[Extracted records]
□ □ □ □ □

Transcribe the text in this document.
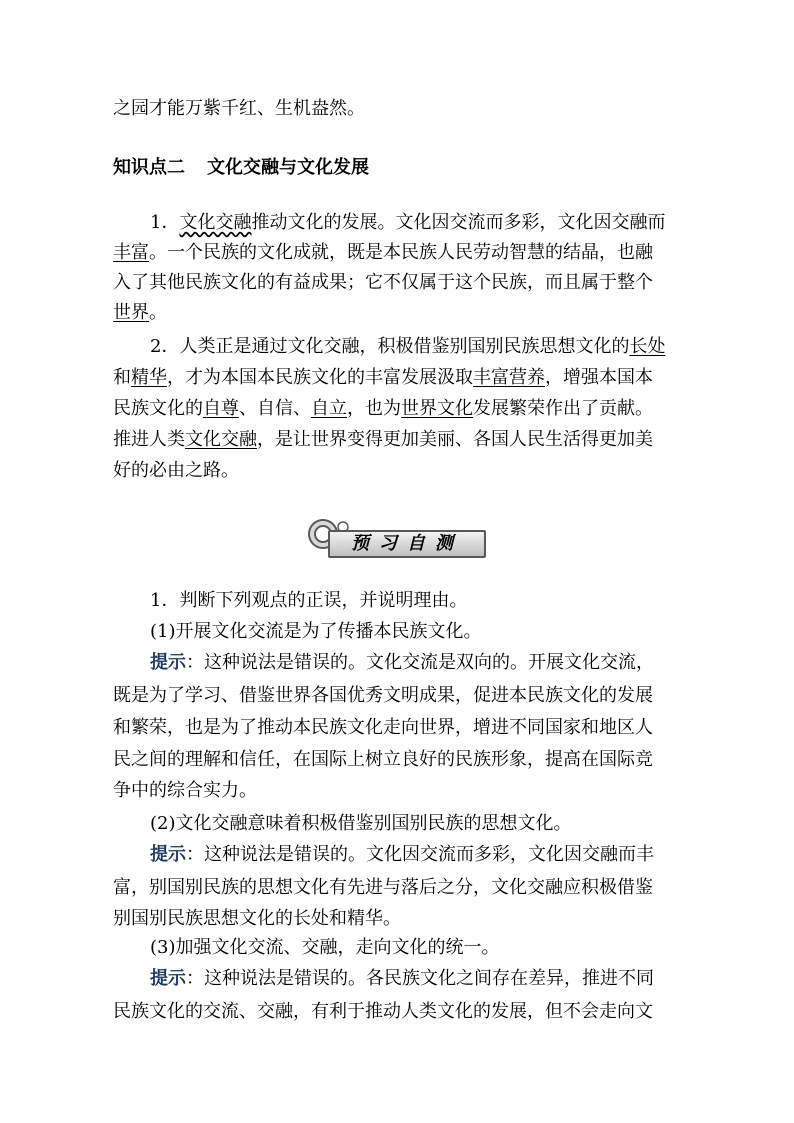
之园才能万紫千红、生机盎然。
知识点二 文化交融与文化发展
1．文化交融推动文化的发展。文化因交流而多彩，文化因交融而
丰富。一个民族的文化成就，既是本民族人民劳动智慧的结晶，也融
入了其他民族文化的有益成果；它不仅属于这个民族，而且属于整个
世界。
2．人类正是通过文化交融，积极借鉴别国别民族思想文化的长处
和精华，才为本国本民族文化的丰富发展汲取丰富营养，增强本国本
民族文化的自尊、自信、自立，也为世界文化发展繁荣作出了贡献。
推进人类文化交融，是让世界变得更加美丽、各国人民生活得更加美
好的必由之路。
预习自测
1．判断下列观点的正误，并说明理由。
(1)开展文化交流是为了传播本民族文化。
提示：这种说法是错误的。文化交流是双向的。开展文化交流，
既是为了学习、借鉴世界各国优秀文明成果，促进本民族文化的发展
和繁荣，也是为了推动本民族文化走向世界，增进不同国家和地区人
民之间的理解和信任，在国际上树立良好的民族形象，提高在国际竞
争中的综合实力。
(2)文化交融意味着积极借鉴别国别民族的思想文化。
提示：这种说法是错误的。文化因交流而多彩，文化因交融而丰
富，别国别民族的思想文化有先进与落后之分，文化交融应积极借鉴
别国别民族思想文化的长处和精华。
(3)加强文化交流、交融，走向文化的统一。
提示：这种说法是错误的。各民族文化之间存在差异，推进不同
民族文化的交流、交融，有利于推动人类文化的发展，但不会走向文
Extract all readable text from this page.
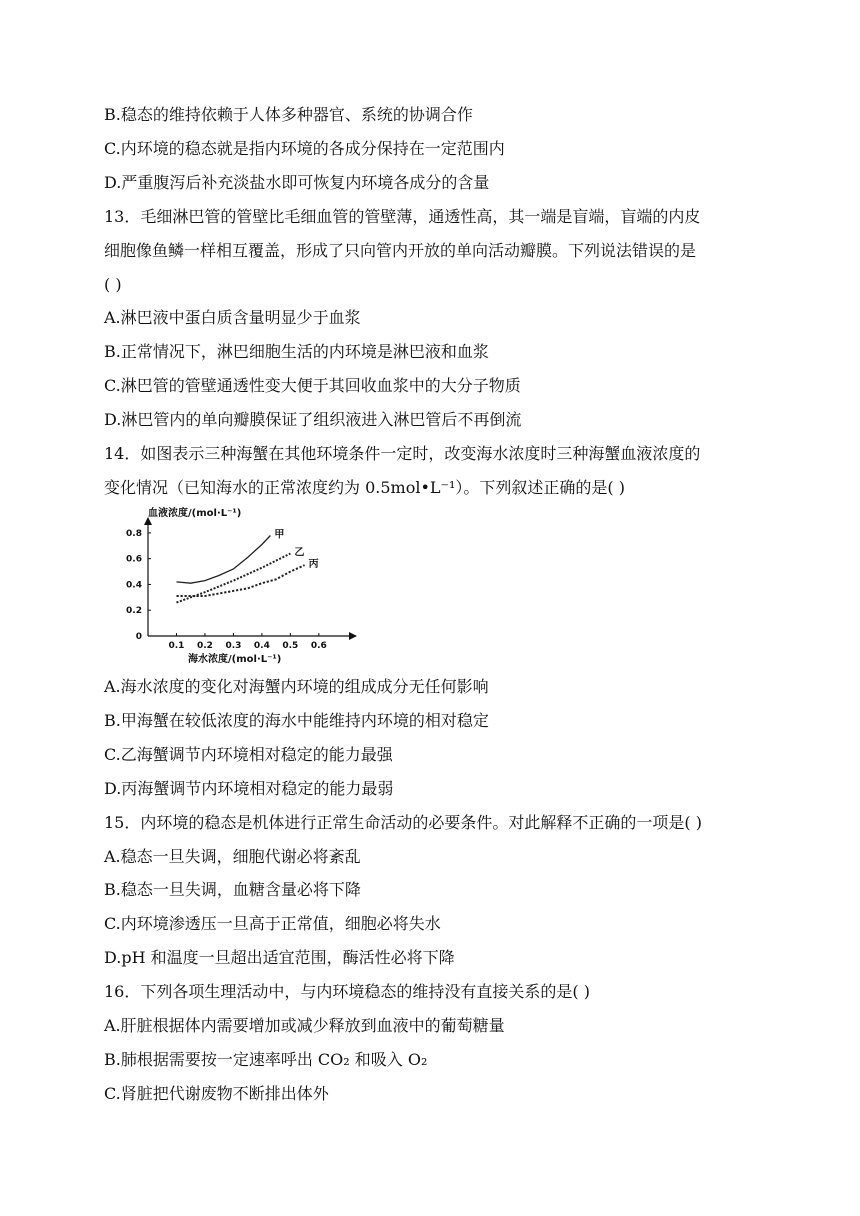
B.稳态的维持依赖于人体多种器官、系统的协调合作
C.内环境的稳态就是指内环境的各成分保持在一定范围内
D.严重腹泻后补充淡盐水即可恢复内环境各成分的含量
13．毛细淋巴管的管壁比毛细血管的管壁薄，通透性高，其一端是盲端，盲端的内皮
细胞像鱼鳞一样相互覆盖，形成了只向管内开放的单向活动瓣膜。下列说法错误的是
( )
A.淋巴液中蛋白质含量明显少于血浆
B.正常情况下，淋巴细胞生活的内环境是淋巴液和血浆
C.淋巴管的管壁通透性变大便于其回收血浆中的大分子物质
D.淋巴管内的单向瓣膜保证了组织液进入淋巴管后不再倒流
14．如图表示三种海蟹在其他环境条件一定时，改变海水浓度时三种海蟹血液浓度的
变化情况（已知海水的正常浓度约为 0.5mol•L⁻¹）。下列叙述正确的是( )
0.1 0.2 0.3 0.4 0.5 0.6
0
0.2
0.4
0.6
0.8	甲
乙
丙
血液浓度/(mol·L⁻¹)
海水浓度/(mol·L⁻¹)
A.海水浓度的变化对海蟹内环境的组成成分无任何影响
B.甲海蟹在较低浓度的海水中能维持内环境的相对稳定
C.乙海蟹调节内环境相对稳定的能力最强
D.丙海蟹调节内环境相对稳定的能力最弱
15．内环境的稳态是机体进行正常生命活动的必要条件。对此解释不正确的一项是( )
A.稳态一旦失调，细胞代谢必将紊乱
B.稳态一旦失调，血糖含量必将下降
C.内环境渗透压一旦高于正常值，细胞必将失水
D.pH 和温度一旦超出适宜范围，酶活性必将下降
16．下列各项生理活动中，与内环境稳态的维持没有直接关系的是( )
A.肝脏根据体内需要增加或减少释放到血液中的葡萄糖量
B.肺根据需要按一定速率呼出 CO₂ 和吸入 O₂
C.肾脏把代谢废物不断排出体外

□ □ □ □ □

_What to produce:_ Each line that holds the string "这种说法是错误的" counts once; give the total and nothing else.

_Completed exercise:_ 3